Objective -
Copy out every row below word for word, leaving out the pictures.
··· Extracted data ···
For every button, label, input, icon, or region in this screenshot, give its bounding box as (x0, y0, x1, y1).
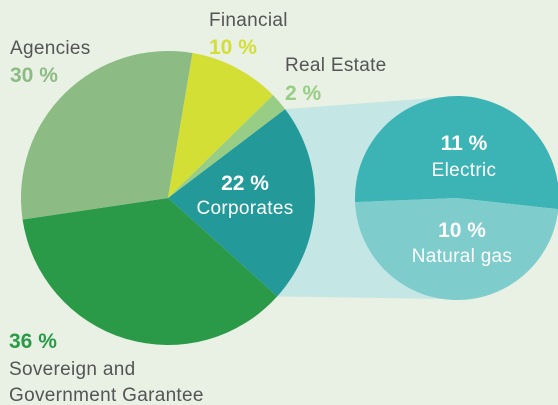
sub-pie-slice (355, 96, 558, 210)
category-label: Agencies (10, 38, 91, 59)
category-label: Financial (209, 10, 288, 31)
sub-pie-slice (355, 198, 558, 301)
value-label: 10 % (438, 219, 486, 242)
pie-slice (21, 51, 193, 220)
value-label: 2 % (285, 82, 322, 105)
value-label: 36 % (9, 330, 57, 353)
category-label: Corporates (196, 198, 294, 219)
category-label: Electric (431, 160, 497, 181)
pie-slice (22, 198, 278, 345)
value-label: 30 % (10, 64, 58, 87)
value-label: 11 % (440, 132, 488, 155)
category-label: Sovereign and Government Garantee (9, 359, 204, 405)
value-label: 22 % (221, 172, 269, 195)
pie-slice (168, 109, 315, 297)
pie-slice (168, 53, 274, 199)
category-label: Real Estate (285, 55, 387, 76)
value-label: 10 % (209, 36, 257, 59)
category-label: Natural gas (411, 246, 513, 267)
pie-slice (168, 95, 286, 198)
···
Result of this exercise -
For every button, label, input, icon, or region in this screenshot, give its bounding box as (x0, y0, x1, y1).
sub-pie-slice (355, 96, 558, 210)
category-label: Agencies (10, 38, 91, 59)
category-label: Financial (209, 10, 288, 31)
sub-pie-slice (355, 198, 558, 301)
value-label: 10 % (438, 219, 486, 242)
pie-slice (21, 51, 193, 220)
value-label: 2 % (285, 82, 322, 105)
value-label: 36 % (9, 330, 57, 353)
category-label: Corporates (196, 198, 294, 219)
category-label: Electric (431, 160, 497, 181)
pie-slice (22, 198, 278, 345)
value-label: 30 % (10, 64, 58, 87)
value-label: 11 % (440, 132, 488, 155)
category-label: Sovereign and Government Garantee (9, 359, 204, 405)
value-label: 22 % (221, 172, 269, 195)
pie-slice (168, 109, 315, 297)
pie-slice (168, 53, 274, 199)
category-label: Real Estate (285, 55, 387, 76)
value-label: 10 % (209, 36, 257, 59)
category-label: Natural gas (411, 246, 513, 267)
pie-slice (168, 95, 286, 198)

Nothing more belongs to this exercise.